*WHAT TO WORK ON*: Filter the entries, keeping every line with the word "query".

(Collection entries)
______________________________
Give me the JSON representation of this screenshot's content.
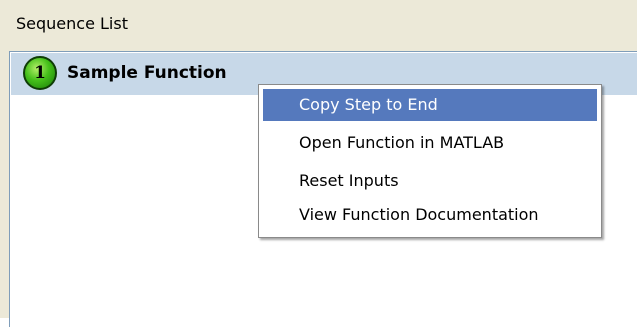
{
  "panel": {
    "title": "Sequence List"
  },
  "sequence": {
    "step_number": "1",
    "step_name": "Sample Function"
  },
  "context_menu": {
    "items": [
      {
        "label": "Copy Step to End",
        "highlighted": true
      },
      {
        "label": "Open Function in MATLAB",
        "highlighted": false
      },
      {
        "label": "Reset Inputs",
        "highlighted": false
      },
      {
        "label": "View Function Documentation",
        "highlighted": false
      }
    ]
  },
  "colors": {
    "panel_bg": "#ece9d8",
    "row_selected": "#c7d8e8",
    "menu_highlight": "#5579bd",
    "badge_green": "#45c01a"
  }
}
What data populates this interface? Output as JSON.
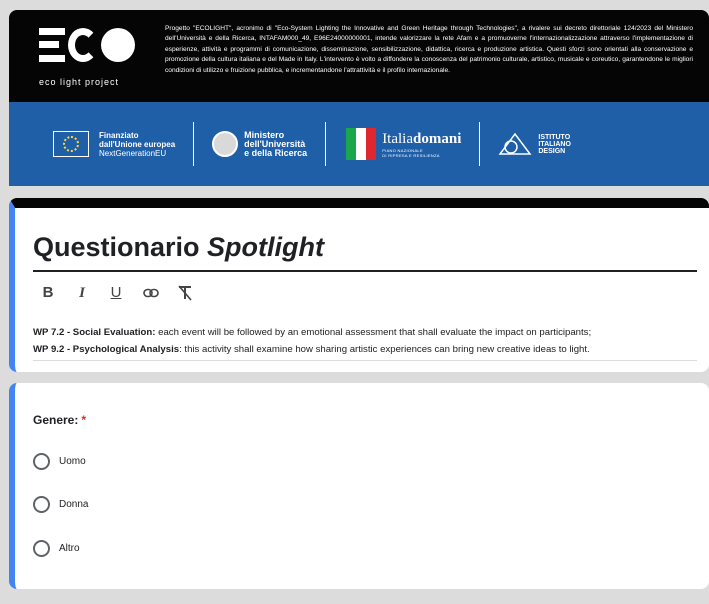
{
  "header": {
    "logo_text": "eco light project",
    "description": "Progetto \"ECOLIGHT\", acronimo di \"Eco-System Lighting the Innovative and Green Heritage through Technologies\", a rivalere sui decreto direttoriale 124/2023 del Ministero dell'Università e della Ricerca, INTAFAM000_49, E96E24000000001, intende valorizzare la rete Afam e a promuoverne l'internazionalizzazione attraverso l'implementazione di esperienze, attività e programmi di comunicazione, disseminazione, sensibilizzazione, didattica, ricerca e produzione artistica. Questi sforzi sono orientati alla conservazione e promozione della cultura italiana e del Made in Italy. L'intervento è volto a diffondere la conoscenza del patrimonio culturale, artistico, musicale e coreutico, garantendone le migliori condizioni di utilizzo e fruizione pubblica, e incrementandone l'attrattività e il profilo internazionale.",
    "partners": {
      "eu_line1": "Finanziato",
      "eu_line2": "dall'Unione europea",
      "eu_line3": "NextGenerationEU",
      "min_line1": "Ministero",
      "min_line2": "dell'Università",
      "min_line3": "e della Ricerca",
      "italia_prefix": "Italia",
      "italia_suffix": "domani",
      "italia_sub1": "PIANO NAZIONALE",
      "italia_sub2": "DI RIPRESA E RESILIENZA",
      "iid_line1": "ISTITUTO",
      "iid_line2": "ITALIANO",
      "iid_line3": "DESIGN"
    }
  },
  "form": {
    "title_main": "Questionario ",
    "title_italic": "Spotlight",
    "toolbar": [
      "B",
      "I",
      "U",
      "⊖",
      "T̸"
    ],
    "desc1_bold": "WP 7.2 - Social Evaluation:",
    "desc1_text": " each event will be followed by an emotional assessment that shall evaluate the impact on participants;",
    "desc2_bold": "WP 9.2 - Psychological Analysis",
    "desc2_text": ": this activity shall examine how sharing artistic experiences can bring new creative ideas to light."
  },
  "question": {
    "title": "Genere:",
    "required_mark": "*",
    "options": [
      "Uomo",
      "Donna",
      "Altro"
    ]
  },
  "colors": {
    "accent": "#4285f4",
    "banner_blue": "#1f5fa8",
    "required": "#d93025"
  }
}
______________________________
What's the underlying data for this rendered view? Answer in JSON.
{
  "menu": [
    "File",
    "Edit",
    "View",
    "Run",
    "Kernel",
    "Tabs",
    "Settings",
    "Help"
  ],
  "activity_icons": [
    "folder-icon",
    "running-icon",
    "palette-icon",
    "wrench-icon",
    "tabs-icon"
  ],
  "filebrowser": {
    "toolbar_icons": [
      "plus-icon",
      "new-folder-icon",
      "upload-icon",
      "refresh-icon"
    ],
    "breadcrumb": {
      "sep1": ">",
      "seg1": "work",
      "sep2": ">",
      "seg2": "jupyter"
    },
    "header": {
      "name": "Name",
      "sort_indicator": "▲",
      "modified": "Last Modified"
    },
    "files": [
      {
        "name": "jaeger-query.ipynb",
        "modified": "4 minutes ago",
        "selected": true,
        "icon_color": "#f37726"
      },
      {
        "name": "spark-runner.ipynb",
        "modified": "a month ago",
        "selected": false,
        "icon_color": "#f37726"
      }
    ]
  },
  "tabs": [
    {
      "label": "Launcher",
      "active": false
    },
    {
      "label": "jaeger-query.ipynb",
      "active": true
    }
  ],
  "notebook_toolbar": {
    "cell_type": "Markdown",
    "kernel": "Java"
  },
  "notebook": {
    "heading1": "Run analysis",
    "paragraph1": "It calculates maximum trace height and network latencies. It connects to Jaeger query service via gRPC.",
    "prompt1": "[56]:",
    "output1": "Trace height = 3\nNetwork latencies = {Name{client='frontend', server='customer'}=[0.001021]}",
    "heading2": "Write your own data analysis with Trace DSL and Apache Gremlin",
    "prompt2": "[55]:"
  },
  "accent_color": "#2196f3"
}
______________________________
*RESPONSE TO THE TASK*:
        "name": "jaeger-query.ipynb",
      "label": "jaeger-query.ipynb",
    "paragraph1": "It calculates maximum trace height and network latencies. It connects to Jaeger query service via gRPC.",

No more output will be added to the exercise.